╭─ Supplied records
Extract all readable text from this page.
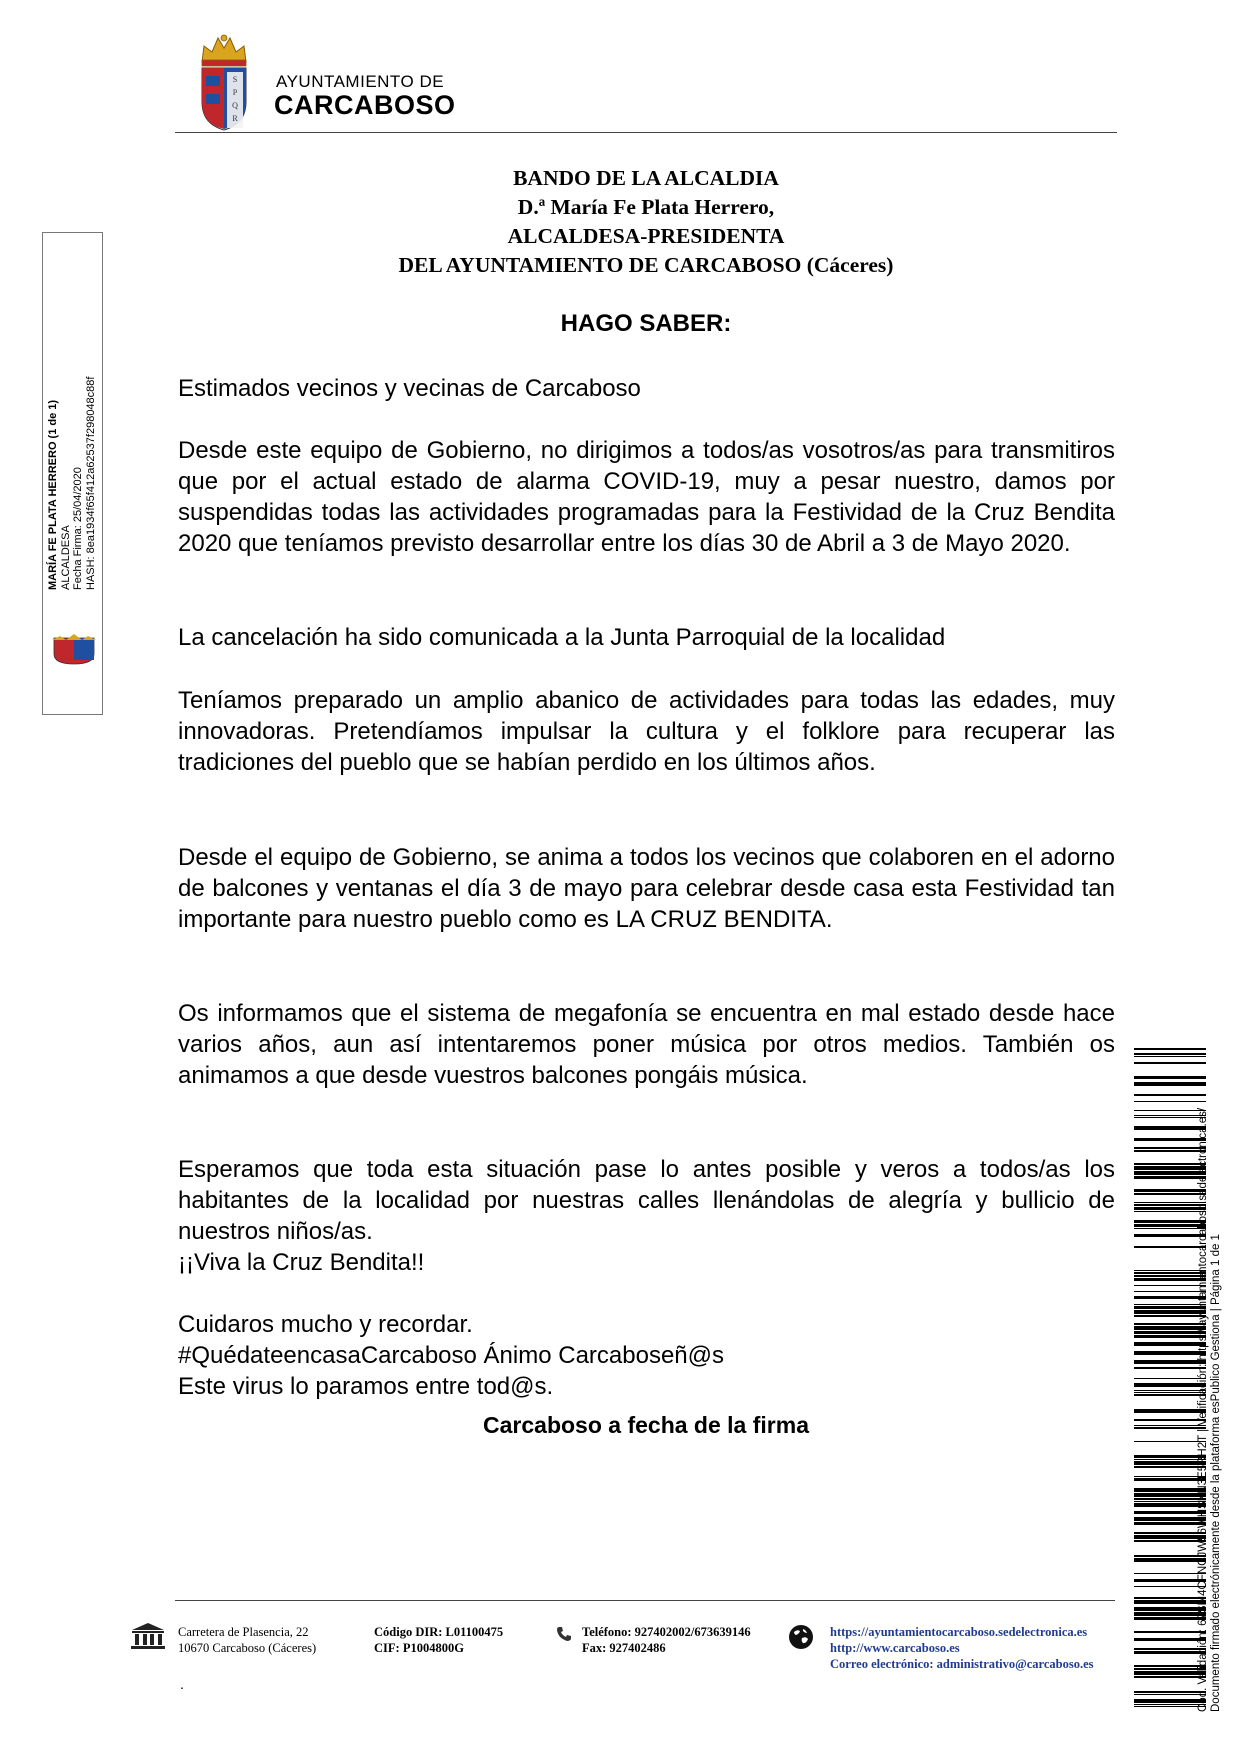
S
P
Q
R
AYUNTAMIENTO DE
CARCABOSO
BANDO DE LA ALCALDIA
D.ª María Fe Plata Herrero,
ALCALDESA-PRESIDENTA
DEL AYUNTAMIENTO DE CARCABOSO (Cáceres)
HAGO SABER:
Estimados vecinos y vecinas de Carcaboso
Desde este equipo de Gobierno, no dirigimos a todos/as vosotros/as para transmitiros que por el actual estado de alarma COVID-19, muy a pesar nuestro, damos por suspendidas todas las actividades programadas para la Festividad de la Cruz Bendita 2020 que teníamos previsto desarrollar entre los días 30 de Abril a 3 de Mayo 2020.
La cancelación ha sido comunicada a la Junta Parroquial de la localidad
Teníamos preparado un amplio abanico de actividades para todas las edades, muy innovadoras. Pretendíamos impulsar la cultura y el folklore para recuperar las tradiciones del pueblo que se habían perdido en los últimos años.
Desde el equipo de Gobierno, se anima a todos los vecinos que colaboren en el adorno de balcones y ventanas el día 3 de mayo para celebrar desde casa esta Festividad tan importante para nuestro pueblo como es LA CRUZ BENDITA.
Os informamos que el sistema de megafonía se encuentra en mal estado desde hace varios años, aun así intentaremos poner música por otros medios. También os animamos a que desde vuestros balcones pongáis música.
Esperamos que toda esta situación pase lo antes posible y veros a todos/as los habitantes de la localidad por nuestras calles llenándolas de alegría y bullicio de nuestros niños/as.
¡¡Viva la Cruz Bendita!!
Cuidaros mucho y recordar.
#QuédateencasaCarcaboso Ánimo Carcaboseñ@s
Este virus lo paramos entre tod@s.
Carcaboso a fecha de la firma
MARÍA FE PLATA HERRERO (1 de 1) ALCALDESA Fecha Firma: 25/04/2020 HASH: 8ea1934f65f412a62537f298048c88f
Cód. Validación: 67SM4CFNCJW56WHSKN3E5RH2T | Verificación: https://ayuntamientocarcaboso.sedelectronica.es/ Documento firmado electrónicamente desde la plataforma esPublico Gestiona | Página 1 de 1
Carretera de Plasencia, 22
10670 Carcaboso (Cáceres)
Código DIR: L01100475
CIF: P1004800G
Teléfono: 927402002/673639146
Fax: 927402486
https://ayuntamientocarcaboso.sedelectronica.es
http://www.carcaboso.es
Correo electrónico: administrativo@carcaboso.es
.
╰─
> [Exercise instructions] Look through the listing above. Pick out each line with "sedelectronica" and copy it.

> [Reply]
Cód. Validación: 67SM4CFNCJW56WHSKN3E5RH2T | Verificación: https://ayuntamientocarcaboso.sedelectronica.es/ Documento firmado electrónicamente desde la plataforma esPublico Gestiona | Página 1 de 1
https://ayuntamientocarcaboso.sedelectronica.es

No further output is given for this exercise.